- **PROVIDED DATA**:
┄┄┄┄┄┄
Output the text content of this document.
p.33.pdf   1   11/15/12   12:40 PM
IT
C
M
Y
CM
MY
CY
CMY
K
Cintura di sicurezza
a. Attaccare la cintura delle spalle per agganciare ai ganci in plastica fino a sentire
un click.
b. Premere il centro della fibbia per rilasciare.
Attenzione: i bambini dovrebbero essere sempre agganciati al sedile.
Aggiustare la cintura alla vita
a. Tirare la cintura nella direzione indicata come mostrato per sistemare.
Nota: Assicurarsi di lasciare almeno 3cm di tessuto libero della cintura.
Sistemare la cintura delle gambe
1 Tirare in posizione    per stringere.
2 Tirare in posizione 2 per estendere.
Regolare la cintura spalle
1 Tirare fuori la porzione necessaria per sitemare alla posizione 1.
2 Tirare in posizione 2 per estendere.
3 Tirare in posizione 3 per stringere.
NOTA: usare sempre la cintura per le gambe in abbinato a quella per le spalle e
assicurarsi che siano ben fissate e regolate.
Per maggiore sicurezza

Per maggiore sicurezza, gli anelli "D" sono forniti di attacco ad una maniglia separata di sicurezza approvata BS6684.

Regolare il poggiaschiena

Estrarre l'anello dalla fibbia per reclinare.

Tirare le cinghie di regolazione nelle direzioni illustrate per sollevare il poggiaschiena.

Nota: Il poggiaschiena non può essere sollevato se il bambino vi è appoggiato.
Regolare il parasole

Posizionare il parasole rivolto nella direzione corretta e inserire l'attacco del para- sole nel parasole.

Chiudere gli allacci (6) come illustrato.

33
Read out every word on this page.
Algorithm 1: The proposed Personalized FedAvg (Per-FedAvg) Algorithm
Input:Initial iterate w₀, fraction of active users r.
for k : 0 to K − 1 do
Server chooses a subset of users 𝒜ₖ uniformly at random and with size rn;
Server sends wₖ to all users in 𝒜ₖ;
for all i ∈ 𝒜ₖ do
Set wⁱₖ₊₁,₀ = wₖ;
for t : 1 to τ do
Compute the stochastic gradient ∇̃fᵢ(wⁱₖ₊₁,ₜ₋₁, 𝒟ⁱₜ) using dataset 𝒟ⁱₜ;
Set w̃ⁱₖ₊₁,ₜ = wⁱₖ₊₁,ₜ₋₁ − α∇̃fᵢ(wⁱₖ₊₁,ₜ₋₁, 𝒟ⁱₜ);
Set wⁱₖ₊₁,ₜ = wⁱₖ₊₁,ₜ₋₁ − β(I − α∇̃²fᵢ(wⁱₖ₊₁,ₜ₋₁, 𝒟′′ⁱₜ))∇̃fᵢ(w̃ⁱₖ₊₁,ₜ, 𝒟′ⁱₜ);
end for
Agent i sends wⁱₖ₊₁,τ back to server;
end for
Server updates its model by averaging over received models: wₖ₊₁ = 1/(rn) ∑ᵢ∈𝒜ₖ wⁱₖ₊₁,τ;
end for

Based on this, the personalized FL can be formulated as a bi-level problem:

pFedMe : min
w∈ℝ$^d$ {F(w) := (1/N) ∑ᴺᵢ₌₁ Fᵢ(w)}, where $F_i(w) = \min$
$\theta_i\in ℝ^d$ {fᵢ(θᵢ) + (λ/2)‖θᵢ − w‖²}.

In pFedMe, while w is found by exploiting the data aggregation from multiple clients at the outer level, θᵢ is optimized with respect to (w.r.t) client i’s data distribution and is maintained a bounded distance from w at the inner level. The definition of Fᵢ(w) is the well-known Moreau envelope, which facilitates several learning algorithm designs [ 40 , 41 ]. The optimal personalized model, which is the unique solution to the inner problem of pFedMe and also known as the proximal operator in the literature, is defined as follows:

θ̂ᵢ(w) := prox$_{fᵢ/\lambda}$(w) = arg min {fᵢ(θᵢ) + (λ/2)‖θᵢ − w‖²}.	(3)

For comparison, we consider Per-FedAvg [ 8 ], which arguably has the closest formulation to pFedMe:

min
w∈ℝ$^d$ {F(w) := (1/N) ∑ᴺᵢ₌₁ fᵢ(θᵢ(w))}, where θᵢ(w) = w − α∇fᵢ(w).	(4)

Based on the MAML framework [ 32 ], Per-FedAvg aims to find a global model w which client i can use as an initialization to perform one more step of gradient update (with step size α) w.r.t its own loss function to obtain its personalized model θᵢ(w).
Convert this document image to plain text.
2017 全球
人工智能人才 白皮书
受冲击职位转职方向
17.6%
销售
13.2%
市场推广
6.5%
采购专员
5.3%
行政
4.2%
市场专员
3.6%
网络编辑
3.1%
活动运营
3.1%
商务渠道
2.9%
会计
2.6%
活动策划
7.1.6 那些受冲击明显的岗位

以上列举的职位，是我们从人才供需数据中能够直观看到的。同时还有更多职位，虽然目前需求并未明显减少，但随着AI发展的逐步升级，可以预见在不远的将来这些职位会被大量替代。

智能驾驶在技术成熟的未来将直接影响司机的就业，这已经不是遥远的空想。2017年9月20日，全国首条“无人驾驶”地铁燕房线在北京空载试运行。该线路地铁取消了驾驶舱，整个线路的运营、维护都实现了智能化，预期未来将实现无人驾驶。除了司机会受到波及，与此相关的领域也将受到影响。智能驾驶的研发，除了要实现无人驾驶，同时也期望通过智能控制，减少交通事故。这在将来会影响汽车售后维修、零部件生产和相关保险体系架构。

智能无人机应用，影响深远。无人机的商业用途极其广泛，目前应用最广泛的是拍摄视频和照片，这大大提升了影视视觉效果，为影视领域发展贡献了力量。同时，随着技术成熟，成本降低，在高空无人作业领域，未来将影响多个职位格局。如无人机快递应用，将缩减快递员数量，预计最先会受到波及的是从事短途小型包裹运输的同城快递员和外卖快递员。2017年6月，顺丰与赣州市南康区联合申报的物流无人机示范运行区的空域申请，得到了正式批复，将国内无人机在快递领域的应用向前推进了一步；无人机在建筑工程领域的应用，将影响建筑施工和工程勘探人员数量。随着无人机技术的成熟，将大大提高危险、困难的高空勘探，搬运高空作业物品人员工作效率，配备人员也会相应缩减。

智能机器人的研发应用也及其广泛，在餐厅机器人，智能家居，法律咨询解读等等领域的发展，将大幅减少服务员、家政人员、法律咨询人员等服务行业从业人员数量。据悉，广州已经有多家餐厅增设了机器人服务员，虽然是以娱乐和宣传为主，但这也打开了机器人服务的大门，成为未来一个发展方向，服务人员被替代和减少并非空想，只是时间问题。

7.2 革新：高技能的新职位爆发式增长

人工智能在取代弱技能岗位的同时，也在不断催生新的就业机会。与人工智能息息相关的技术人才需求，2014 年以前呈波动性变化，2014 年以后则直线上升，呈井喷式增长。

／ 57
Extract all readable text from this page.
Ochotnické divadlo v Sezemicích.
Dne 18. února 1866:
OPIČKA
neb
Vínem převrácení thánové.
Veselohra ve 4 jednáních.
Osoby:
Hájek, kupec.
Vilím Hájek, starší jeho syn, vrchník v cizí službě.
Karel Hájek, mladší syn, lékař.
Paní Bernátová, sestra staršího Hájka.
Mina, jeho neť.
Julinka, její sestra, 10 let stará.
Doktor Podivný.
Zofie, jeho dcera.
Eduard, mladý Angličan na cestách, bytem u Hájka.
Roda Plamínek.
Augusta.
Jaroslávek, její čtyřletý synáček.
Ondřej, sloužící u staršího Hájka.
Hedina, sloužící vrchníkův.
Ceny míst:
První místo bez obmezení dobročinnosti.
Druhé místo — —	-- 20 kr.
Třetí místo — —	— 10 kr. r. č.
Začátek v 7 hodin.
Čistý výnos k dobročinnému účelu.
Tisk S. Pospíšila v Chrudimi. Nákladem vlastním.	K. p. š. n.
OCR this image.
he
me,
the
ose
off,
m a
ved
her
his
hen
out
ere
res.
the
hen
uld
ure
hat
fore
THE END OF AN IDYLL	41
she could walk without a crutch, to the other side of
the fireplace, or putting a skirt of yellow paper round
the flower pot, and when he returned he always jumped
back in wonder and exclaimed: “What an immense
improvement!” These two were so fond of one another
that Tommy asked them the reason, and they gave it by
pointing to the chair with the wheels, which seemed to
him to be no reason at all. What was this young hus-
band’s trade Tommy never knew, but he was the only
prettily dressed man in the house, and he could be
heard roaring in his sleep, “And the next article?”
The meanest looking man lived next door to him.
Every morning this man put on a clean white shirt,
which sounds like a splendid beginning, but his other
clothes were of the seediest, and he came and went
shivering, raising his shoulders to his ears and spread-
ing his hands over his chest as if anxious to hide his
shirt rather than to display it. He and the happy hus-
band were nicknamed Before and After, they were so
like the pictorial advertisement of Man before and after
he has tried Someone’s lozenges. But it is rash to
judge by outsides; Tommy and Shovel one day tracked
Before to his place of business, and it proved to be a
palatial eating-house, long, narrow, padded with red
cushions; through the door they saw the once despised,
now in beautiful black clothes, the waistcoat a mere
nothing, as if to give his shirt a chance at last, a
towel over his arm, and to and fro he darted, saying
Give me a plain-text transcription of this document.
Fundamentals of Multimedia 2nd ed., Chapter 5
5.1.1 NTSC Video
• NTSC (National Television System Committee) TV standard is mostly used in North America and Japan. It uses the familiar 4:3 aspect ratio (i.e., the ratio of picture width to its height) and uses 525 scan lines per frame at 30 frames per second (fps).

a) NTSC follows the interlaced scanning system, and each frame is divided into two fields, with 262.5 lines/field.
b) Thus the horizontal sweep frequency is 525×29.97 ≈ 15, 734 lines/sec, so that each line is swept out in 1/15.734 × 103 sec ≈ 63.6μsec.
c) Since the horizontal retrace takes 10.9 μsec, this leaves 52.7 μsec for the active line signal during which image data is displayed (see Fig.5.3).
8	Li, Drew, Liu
┄┄┄┄┄┄
- **EXERCISE GOAL**: Output the line holding "Give me a plain-text", then every later line through the end of the records above, exactly as given and nothing else.

- **ANSWER FOR THE TASK**:
Give me a plain-text transcription of this document.
Fundamentals of Multimedia 2nd ed., Chapter 5
5.1.1 NTSC Video
• NTSC (National Television System Committee) TV standard is mostly used in North America and Japan. It uses the familiar 4:3 aspect ratio (i.e., the ratio of picture width to its height) and uses 525 scan lines per frame at 30 frames per second (fps).

a) NTSC follows the interlaced scanning system, and each frame is divided into two fields, with 262.5 lines/field.
b) Thus the horizontal sweep frequency is 525×29.97 ≈ 15, 734 lines/sec, so that each line is swept out in 1/15.734 × 103 sec ≈ 63.6μsec.
c) Since the horizontal retrace takes 10.9 μsec, this leaves 52.7 μsec for the active line signal during which image data is displayed (see Fig.5.3).
8	Li, Drew, Liu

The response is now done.